◆ **Goal of the exercise**:
Each line containing the word "قبرستان" needs to be copied.

◆ **Source records**:
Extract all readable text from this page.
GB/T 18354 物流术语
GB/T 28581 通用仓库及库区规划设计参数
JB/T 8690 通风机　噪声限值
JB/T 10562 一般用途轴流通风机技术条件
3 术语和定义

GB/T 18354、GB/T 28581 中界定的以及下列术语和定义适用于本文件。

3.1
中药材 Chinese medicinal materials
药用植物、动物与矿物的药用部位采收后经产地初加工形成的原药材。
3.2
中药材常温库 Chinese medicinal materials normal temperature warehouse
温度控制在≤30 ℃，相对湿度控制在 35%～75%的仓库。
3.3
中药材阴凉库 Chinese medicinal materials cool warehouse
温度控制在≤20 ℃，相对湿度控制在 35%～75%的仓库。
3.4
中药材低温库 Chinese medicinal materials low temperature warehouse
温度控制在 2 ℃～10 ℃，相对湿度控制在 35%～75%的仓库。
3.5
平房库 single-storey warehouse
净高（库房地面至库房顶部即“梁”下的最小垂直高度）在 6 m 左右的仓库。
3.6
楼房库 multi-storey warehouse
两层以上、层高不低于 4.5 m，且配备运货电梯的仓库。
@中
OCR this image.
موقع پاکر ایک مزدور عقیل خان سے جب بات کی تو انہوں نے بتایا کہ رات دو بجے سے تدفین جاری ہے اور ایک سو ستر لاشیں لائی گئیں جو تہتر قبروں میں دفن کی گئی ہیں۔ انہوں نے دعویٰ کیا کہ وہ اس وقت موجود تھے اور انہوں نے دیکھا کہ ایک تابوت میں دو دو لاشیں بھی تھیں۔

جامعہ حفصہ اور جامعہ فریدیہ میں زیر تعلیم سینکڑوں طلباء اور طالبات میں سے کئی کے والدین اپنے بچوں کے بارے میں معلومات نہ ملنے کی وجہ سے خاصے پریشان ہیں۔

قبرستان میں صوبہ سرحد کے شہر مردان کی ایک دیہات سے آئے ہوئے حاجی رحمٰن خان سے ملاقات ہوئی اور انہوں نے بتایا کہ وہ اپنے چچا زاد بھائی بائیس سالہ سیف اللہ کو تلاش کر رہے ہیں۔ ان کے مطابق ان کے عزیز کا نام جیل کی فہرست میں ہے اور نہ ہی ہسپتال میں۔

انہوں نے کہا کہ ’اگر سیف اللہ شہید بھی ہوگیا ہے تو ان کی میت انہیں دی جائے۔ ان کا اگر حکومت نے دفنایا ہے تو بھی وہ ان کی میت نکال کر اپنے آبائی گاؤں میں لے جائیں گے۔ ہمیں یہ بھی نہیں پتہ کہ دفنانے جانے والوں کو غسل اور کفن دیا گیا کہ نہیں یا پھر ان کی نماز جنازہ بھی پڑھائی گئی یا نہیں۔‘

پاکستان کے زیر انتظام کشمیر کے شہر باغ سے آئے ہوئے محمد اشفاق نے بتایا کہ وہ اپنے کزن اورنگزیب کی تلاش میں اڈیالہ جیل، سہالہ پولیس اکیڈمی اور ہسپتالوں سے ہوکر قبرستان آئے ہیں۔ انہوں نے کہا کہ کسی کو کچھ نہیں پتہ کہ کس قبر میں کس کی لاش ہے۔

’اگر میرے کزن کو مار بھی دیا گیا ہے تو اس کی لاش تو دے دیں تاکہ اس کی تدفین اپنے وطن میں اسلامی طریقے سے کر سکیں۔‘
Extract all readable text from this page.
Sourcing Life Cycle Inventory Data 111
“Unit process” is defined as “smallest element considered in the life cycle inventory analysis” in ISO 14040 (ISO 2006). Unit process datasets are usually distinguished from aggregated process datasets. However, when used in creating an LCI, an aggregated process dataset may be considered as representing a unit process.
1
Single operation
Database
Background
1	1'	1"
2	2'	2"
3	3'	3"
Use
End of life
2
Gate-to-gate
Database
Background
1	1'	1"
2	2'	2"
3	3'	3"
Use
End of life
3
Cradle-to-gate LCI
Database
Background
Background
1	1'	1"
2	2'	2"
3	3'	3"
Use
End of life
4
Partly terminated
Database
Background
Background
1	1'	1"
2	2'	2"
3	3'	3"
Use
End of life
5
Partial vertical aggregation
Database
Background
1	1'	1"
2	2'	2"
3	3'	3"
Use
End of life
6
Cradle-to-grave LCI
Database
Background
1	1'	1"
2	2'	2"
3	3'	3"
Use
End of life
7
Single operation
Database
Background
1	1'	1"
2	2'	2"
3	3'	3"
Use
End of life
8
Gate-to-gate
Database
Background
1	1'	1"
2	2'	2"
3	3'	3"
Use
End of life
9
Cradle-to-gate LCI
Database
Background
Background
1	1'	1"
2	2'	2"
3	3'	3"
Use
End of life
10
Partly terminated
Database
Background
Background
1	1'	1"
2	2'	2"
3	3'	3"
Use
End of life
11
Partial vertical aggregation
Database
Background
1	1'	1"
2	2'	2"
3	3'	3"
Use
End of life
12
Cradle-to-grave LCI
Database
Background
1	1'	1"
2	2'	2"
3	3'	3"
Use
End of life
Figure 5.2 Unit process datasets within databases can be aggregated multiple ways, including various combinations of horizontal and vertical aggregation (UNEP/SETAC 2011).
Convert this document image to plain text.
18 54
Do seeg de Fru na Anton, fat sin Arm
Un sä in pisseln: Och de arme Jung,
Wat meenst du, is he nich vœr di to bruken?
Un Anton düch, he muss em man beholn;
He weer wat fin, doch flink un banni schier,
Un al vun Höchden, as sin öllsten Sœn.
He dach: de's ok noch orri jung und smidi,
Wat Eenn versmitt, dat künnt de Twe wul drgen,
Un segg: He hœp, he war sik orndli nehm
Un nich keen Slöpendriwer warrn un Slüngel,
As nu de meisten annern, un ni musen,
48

◆ **Reply**:
قبرستان میں صوبہ سرحد کے شہر مردان کی ایک دیہات سے آئے ہوئے حاجی رحمٰن خان سے ملاقات ہوئی اور انہوں نے بتایا کہ وہ اپنے چچا زاد بھائی بائیس سالہ سیف اللہ کو تلاش کر رہے ہیں۔ ان کے مطابق ان کے عزیز کا نام جیل کی فہرست میں ہے اور نہ ہی ہسپتال میں۔
پاکستان کے زیر انتظام کشمیر کے شہر باغ سے آئے ہوئے محمد اشفاق نے بتایا کہ وہ اپنے کزن اورنگزیب کی تلاش میں اڈیالہ جیل، سہالہ پولیس اکیڈمی اور ہسپتالوں سے ہوکر قبرستان آئے ہیں۔ انہوں نے کہا کہ کسی کو کچھ نہیں پتہ کہ کس قبر میں کس کی لاش ہے۔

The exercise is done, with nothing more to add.